## Task goal
For this task, extract exactly the lines of the data below, from the line containing "Extract all readable text from this page." through the last one, with pictures left out.

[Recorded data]
======

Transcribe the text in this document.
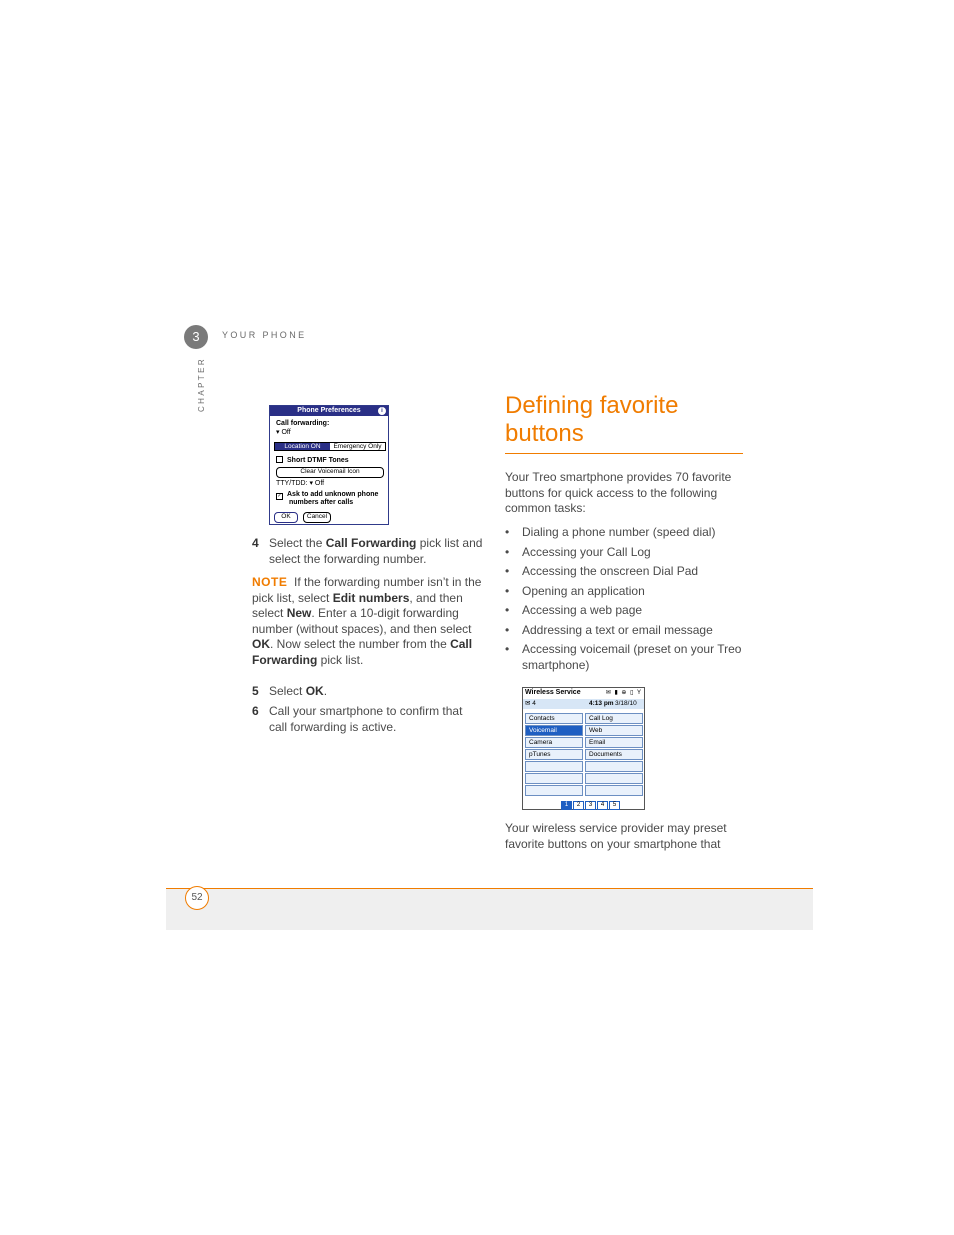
3	YOUR PHONE
CHAPTER	Phone Preferences	i
Call forwarding:
▾ Off
Location ON	Emergency Only
Short DTMF Tones
Clear Voicemail Icon
TTY/TDD: ▾ Off
✓ Ask to add unknown phone
numbers after calls
OK	Cancel
4 Select the Call Forwarding pick list and select the forwarding number.
NOTE If the forwarding number isn’t in the pick list, select Edit numbers, and then select New. Enter a 10-digit forwarding number (without spaces), and then select OK. Now select the number from the Call Forwarding pick list.
5 Select OK.
6 Call your smartphone to confirm that call forwarding is active.
Defining favorite buttons
Your Treo smartphone provides 70 favorite buttons for quick access to the following common tasks:
• Dialing a phone number (speed dial)
• Accessing your Call Log
• Accessing the onscreen Dial Pad
• Opening an application
• Accessing a web page
• Addressing a text or email message
• Accessing voicemail (preset on your Treo smartphone)
Wireless Service	✉ ▮ ⊕ ▯ Y
✉ 4	4:13 pm 3/18/10
Contacts	Call Log
Voicemail	Web
Camera	Email
pTunes	Documents
1	2	3	4	5
Your wireless service provider may preset favorite buttons on your smartphone that
52
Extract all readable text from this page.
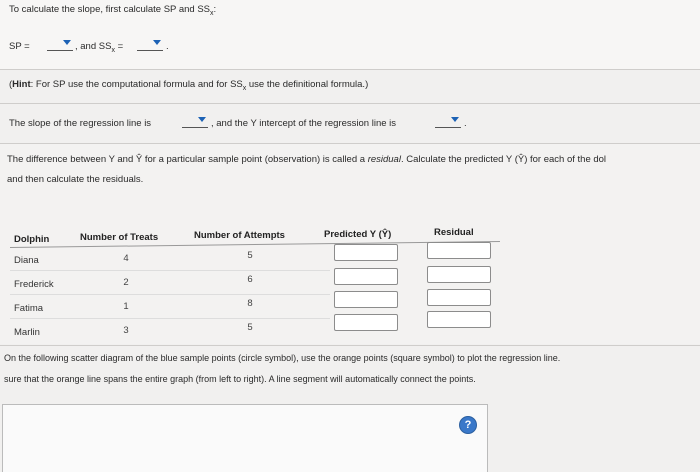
To calculate the slope, first calculate SP and $SS_x$:
SP =	, and $SS_x$ =	.
(Hint: For SP use the computational formula and for $SS_x$ use the definitional formula.)
The slope of the regression line is	, and the Y intercept of the regression line is	.
The difference between Y and Ŷ for a particular sample point (observation) is called a residual. Calculate the predicted Y (Ŷ) for each of the dol
and then calculate the residuals.
Dolphin	Number of Treats	Number of Attempts	Predicted Y (Ŷ)	Residual
Diana	4	5
Frederick	2	6
Fatima	1	8
Marlin	3	5
On the following scatter diagram of the blue sample points (circle symbol), use the orange points (square symbol) to plot the regression line.
sure that the orange line spans the entire graph (from left to right). A line segment will automatically connect the points.
?
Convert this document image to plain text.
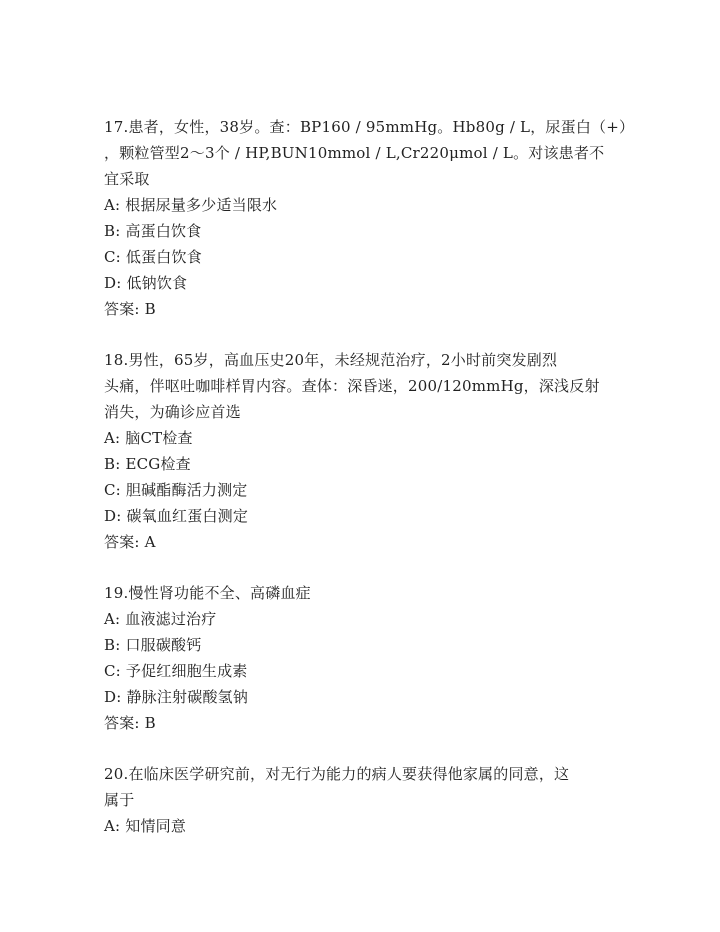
17.患者，女性，38岁。查：BP160 / 95mmHg。Hb80g / L，尿蛋白（+）
，颗粒管型2～3个 / HP,BUN10mmol / L,Cr220μmol / L。对该患者不
宜采取
A: 根据尿量多少适当限水
B: 高蛋白饮食
C: 低蛋白饮食
D: 低钠饮食
答案: B
18.男性，65岁，高血压史20年，未经规范治疗，2小时前突发剧烈
头痛，伴呕吐咖啡样胃内容。查体：深昏迷，200/120mmHg，深浅反射
消失，为确诊应首选
A: 脑CT检查
B: ECG检查
C: 胆碱酯酶活力测定
D: 碳氧血红蛋白测定
答案: A
19.慢性肾功能不全、高磷血症
A: 血液滤过治疗
B: 口服碳酸钙
C: 予促红细胞生成素
D: 静脉注射碳酸氢钠
答案: B
20.在临床医学研究前，对无行为能力的病人要获得他家属的同意，这
属于
A: 知情同意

======

## Answer
Extract all readable text from this page.
To calculate the slope, first calculate SP and $SS_x$:
SP =	, and $SS_x$ =	.
(Hint: For SP use the computational formula and for $SS_x$ use the definitional formula.)
The slope of the regression line is	, and the Y intercept of the regression line is	.
The difference between Y and Ŷ for a particular sample point (observation) is called a residual. Calculate the predicted Y (Ŷ) for each of the dol
and then calculate the residuals.
Dolphin	Number of Treats	Number of Attempts	Predicted Y (Ŷ)	Residual
Diana	4	5
Frederick	2	6
Fatima	1	8
Marlin	3	5
On the following scatter diagram of the blue sample points (circle symbol), use the orange points (square symbol) to plot the regression line.
sure that the orange line spans the entire graph (from left to right). A line segment will automatically connect the points.
?
Convert this document image to plain text.
17.患者，女性，38岁。查：BP160 / 95mmHg。Hb80g / L，尿蛋白（+）
，颗粒管型2～3个 / HP,BUN10mmol / L,Cr220μmol / L。对该患者不
宜采取
A: 根据尿量多少适当限水
B: 高蛋白饮食
C: 低蛋白饮食
D: 低钠饮食
答案: B
18.男性，65岁，高血压史20年，未经规范治疗，2小时前突发剧烈
头痛，伴呕吐咖啡样胃内容。查体：深昏迷，200/120mmHg，深浅反射
消失，为确诊应首选
A: 脑CT检查
B: ECG检查
C: 胆碱酯酶活力测定
D: 碳氧血红蛋白测定
答案: A
19.慢性肾功能不全、高磷血症
A: 血液滤过治疗
B: 口服碳酸钙
C: 予促红细胞生成素
D: 静脉注射碳酸氢钠
答案: B
20.在临床医学研究前，对无行为能力的病人要获得他家属的同意，这
属于
A: 知情同意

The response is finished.